(Records excerpted from a collection)
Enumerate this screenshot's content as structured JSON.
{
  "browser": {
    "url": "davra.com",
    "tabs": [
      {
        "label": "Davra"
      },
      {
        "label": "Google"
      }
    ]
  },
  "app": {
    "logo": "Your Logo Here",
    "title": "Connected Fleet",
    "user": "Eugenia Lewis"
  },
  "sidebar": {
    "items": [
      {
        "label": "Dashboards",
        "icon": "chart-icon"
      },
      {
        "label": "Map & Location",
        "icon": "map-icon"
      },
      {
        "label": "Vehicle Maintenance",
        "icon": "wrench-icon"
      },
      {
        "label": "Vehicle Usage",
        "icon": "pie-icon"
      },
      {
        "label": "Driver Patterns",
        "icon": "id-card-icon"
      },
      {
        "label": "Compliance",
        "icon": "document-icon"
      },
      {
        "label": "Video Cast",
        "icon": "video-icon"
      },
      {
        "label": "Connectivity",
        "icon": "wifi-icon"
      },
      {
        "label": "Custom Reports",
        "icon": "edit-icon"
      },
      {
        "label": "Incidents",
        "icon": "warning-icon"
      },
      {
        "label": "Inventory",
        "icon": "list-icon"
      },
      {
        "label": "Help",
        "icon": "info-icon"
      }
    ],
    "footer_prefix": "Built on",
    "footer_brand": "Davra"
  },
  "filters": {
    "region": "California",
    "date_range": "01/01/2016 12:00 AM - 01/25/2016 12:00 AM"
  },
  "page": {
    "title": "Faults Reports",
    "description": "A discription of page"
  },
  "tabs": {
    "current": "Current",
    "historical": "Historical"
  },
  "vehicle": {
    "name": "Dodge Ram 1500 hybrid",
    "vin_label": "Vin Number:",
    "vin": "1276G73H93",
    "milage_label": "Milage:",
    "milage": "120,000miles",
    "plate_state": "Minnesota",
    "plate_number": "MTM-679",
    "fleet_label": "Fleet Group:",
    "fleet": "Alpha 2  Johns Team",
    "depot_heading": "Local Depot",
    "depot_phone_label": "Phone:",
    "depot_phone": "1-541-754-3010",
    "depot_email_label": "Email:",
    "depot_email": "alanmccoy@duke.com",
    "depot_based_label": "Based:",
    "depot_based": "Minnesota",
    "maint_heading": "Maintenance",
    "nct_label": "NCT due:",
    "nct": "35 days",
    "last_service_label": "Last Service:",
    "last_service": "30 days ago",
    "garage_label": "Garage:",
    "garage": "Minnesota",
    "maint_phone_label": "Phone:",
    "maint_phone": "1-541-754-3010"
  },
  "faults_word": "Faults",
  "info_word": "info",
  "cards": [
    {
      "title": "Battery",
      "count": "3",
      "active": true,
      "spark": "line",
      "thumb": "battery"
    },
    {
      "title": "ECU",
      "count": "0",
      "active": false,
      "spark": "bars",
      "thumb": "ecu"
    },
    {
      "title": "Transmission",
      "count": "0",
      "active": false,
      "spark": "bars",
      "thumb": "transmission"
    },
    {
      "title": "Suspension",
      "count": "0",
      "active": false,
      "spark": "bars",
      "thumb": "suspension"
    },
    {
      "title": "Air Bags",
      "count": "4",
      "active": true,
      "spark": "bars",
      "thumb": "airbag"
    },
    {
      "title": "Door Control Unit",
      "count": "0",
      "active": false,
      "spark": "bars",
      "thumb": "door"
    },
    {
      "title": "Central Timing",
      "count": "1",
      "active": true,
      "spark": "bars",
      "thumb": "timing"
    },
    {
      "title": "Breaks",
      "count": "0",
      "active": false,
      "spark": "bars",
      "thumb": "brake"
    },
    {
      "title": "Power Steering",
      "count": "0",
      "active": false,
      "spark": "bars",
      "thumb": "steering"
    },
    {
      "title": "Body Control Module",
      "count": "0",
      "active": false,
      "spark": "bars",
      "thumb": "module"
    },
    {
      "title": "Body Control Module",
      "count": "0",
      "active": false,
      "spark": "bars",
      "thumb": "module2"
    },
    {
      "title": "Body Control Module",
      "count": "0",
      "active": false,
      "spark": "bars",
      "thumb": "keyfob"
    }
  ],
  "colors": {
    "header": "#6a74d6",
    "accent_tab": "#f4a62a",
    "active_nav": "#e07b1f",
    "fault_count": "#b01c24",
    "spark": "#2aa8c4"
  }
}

**WHAT YOU NEED TO DO**
Copy out the whole listing, exactly as written.

**ANSWER**
Enumerate this screenshot's content as structured JSON.
{
  "browser": {
    "url": "davra.com",
    "tabs": [
      {
        "label": "Davra"
      },
      {
        "label": "Google"
      }
    ]
  },
  "app": {
    "logo": "Your Logo Here",
    "title": "Connected Fleet",
    "user": "Eugenia Lewis"
  },
  "sidebar": {
    "items": [
      {
        "label": "Dashboards",
        "icon": "chart-icon"
      },
      {
        "label": "Map & Location",
        "icon": "map-icon"
      },
      {
        "label": "Vehicle Maintenance",
        "icon": "wrench-icon"
      },
      {
        "label": "Vehicle Usage",
        "icon": "pie-icon"
      },
      {
        "label": "Driver Patterns",
        "icon": "id-card-icon"
      },
      {
        "label": "Compliance",
        "icon": "document-icon"
      },
      {
        "label": "Video Cast",
        "icon": "video-icon"
      },
      {
        "label": "Connectivity",
        "icon": "wifi-icon"
      },
      {
        "label": "Custom Reports",
        "icon": "edit-icon"
      },
      {
        "label": "Incidents",
        "icon": "warning-icon"
      },
      {
        "label": "Inventory",
        "icon": "list-icon"
      },
      {
        "label": "Help",
        "icon": "info-icon"
      }
    ],
    "footer_prefix": "Built on",
    "footer_brand": "Davra"
  },
  "filters": {
    "region": "California",
    "date_range": "01/01/2016 12:00 AM - 01/25/2016 12:00 AM"
  },
  "page": {
    "title": "Faults Reports",
    "description": "A discription of page"
  },
  "tabs": {
    "current": "Current",
    "historical": "Historical"
  },
  "vehicle": {
    "name": "Dodge Ram 1500 hybrid",
    "vin_label": "Vin Number:",
    "vin": "1276G73H93",
    "milage_label": "Milage:",
    "milage": "120,000miles",
    "plate_state": "Minnesota",
    "plate_number": "MTM-679",
    "fleet_label": "Fleet Group:",
    "fleet": "Alpha 2  Johns Team",
    "depot_heading": "Local Depot",
    "depot_phone_label": "Phone:",
    "depot_phone": "1-541-754-3010",
    "depot_email_label": "Email:",
    "depot_email": "alanmccoy@duke.com",
    "depot_based_label": "Based:",
    "depot_based": "Minnesota",
    "maint_heading": "Maintenance",
    "nct_label": "NCT due:",
    "nct": "35 days",
    "last_service_label": "Last Service:",
    "last_service": "30 days ago",
    "garage_label": "Garage:",
    "garage": "Minnesota",
    "maint_phone_label": "Phone:",
    "maint_phone": "1-541-754-3010"
  },
  "faults_word": "Faults",
  "info_word": "info",
  "cards": [
    {
      "title": "Battery",
      "count": "3",
      "active": true,
      "spark": "line",
      "thumb": "battery"
    },
    {
      "title": "ECU",
      "count": "0",
      "active": false,
      "spark": "bars",
      "thumb": "ecu"
    },
    {
      "title": "Transmission",
      "count": "0",
      "active": false,
      "spark": "bars",
      "thumb": "transmission"
    },
    {
      "title": "Suspension",
      "count": "0",
      "active": false,
      "spark": "bars",
      "thumb": "suspension"
    },
    {
      "title": "Air Bags",
      "count": "4",
      "active": true,
      "spark": "bars",
      "thumb": "airbag"
    },
    {
      "title": "Door Control Unit",
      "count": "0",
      "active": false,
      "spark": "bars",
      "thumb": "door"
    },
    {
      "title": "Central Timing",
      "count": "1",
      "active": true,
      "spark": "bars",
      "thumb": "timing"
    },
    {
      "title": "Breaks",
      "count": "0",
      "active": false,
      "spark": "bars",
      "thumb": "brake"
    },
    {
      "title": "Power Steering",
      "count": "0",
      "active": false,
      "spark": "bars",
      "thumb": "steering"
    },
    {
      "title": "Body Control Module",
      "count": "0",
      "active": false,
      "spark": "bars",
      "thumb": "module"
    },
    {
      "title": "Body Control Module",
      "count": "0",
      "active": false,
      "spark": "bars",
      "thumb": "module2"
    },
    {
      "title": "Body Control Module",
      "count": "0",
      "active": false,
      "spark": "bars",
      "thumb": "keyfob"
    }
  ],
  "colors": {
    "header": "#6a74d6",
    "accent_tab": "#f4a62a",
    "active_nav": "#e07b1f",
    "fault_count": "#b01c24",
    "spark": "#2aa8c4"
  }
}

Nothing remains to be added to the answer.